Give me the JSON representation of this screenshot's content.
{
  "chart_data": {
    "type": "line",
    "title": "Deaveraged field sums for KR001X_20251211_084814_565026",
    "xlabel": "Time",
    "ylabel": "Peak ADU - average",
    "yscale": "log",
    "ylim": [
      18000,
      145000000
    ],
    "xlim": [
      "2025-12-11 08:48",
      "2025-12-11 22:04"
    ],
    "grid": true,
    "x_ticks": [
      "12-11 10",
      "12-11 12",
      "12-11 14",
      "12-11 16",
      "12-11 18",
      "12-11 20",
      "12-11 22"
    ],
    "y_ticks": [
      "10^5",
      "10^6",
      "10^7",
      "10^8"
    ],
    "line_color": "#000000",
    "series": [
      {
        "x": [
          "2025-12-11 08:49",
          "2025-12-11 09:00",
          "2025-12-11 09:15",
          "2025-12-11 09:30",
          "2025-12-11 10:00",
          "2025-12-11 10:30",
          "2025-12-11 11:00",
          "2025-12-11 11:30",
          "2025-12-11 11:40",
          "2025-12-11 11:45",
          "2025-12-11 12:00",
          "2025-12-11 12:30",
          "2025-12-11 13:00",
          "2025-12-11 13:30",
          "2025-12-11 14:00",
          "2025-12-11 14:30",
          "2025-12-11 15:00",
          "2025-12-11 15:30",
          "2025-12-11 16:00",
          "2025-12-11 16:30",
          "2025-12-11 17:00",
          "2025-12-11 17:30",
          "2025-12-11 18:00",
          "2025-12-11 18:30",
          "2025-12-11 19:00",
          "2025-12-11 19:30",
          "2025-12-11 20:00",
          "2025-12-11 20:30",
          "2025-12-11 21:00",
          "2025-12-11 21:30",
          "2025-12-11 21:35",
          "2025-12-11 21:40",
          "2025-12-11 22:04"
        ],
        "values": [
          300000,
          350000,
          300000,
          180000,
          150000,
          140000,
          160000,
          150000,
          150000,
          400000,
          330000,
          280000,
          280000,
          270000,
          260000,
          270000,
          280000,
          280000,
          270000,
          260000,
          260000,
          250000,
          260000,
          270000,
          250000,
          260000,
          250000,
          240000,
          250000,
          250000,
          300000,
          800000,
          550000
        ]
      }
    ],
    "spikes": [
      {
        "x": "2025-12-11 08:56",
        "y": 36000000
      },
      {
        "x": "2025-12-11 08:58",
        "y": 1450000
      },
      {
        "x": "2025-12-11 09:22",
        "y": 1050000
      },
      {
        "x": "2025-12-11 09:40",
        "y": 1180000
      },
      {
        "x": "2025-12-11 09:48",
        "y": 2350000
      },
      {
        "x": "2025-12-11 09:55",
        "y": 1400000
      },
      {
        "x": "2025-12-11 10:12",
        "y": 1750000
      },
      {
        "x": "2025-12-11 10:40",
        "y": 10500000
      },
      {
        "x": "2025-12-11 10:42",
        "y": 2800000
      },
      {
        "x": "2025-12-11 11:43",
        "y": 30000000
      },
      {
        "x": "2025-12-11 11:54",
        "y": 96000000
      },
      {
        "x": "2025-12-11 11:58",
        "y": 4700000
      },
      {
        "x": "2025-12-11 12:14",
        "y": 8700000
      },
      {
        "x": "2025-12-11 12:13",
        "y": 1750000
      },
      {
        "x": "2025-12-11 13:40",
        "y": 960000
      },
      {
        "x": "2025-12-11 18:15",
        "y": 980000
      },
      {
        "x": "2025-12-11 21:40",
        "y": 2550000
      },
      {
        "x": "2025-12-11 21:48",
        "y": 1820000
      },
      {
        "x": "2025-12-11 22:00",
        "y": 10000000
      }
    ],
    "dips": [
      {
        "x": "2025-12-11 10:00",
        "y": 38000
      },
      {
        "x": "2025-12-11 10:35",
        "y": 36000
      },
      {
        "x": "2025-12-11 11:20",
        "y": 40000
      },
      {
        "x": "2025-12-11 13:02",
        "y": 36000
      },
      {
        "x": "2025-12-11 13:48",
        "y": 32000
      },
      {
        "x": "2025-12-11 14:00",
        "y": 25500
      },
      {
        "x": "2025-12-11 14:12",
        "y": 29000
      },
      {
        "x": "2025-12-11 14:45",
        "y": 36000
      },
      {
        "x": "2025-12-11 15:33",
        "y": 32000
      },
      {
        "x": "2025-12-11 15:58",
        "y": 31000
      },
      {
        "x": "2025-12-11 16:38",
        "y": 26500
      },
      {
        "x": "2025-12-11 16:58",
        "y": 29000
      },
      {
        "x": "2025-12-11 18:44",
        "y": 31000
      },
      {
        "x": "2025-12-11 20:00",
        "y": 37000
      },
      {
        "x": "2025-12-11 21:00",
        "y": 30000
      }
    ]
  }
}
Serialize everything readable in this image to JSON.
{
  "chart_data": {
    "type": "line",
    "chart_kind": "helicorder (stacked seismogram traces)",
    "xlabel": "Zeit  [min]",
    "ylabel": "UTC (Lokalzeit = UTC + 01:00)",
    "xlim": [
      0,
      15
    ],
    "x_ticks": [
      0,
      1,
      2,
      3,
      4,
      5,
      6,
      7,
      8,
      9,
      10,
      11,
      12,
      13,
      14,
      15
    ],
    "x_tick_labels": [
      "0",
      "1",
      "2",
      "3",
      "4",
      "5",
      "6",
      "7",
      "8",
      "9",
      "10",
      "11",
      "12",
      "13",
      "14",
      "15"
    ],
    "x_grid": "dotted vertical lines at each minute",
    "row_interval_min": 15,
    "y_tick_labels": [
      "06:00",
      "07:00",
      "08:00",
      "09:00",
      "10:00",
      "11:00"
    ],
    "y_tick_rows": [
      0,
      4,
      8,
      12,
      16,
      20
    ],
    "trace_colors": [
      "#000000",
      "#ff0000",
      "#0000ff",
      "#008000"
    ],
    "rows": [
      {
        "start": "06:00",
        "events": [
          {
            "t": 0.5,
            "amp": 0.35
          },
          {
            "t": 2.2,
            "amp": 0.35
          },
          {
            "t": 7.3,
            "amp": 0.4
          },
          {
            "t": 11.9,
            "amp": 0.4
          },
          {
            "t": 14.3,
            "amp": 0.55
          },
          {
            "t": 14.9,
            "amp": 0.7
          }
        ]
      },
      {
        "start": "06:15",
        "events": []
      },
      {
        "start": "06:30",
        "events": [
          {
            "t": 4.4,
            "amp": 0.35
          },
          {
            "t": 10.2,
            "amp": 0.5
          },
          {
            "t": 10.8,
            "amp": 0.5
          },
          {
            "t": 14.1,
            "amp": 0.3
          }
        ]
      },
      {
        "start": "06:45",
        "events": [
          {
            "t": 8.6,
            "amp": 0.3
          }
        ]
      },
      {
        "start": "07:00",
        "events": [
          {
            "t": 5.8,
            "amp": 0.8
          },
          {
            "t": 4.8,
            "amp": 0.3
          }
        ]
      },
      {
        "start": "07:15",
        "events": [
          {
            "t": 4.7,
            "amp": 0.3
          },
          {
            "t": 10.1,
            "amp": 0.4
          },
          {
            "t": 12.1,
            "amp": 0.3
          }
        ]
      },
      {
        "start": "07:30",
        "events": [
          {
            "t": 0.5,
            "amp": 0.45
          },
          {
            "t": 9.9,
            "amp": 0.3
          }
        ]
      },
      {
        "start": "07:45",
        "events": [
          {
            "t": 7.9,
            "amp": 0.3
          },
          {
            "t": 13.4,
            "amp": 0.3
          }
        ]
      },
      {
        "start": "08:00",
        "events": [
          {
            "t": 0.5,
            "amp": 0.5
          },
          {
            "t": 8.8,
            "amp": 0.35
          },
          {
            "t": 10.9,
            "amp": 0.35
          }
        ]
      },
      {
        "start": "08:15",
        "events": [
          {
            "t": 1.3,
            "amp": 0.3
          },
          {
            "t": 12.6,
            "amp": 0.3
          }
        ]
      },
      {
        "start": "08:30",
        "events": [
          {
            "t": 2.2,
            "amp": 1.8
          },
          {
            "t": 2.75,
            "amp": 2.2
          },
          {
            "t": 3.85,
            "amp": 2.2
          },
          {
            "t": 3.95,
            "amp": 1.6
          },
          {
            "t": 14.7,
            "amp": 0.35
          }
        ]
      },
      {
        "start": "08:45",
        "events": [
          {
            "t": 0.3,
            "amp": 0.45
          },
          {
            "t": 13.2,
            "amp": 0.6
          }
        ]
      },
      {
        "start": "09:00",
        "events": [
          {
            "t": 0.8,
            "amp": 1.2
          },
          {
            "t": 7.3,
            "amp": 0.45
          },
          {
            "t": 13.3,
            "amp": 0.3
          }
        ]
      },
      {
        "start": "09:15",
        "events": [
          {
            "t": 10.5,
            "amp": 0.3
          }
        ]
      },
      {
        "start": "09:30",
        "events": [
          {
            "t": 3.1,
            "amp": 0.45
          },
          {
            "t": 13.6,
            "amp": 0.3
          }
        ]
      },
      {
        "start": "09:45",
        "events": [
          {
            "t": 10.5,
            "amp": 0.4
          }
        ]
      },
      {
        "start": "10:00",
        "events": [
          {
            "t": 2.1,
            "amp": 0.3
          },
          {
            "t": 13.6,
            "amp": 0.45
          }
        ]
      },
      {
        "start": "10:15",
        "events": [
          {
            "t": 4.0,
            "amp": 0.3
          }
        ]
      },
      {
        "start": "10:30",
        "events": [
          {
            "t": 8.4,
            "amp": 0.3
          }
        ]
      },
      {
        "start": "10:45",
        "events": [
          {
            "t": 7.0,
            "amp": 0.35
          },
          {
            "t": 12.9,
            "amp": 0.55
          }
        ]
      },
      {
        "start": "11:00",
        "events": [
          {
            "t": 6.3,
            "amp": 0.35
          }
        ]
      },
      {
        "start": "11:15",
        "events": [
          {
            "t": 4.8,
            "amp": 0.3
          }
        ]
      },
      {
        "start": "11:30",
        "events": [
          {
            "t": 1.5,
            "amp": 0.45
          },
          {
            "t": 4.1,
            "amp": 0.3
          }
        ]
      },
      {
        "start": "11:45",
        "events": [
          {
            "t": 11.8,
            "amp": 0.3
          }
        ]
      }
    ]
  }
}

• _Requirements_
Search the records above for "ylabel". Copy each line where it is found.

• _Solution to the problem_
    "ylabel": "Peak ADU - average",
    "ylabel": "UTC (Lokalzeit = UTC + 01:00)",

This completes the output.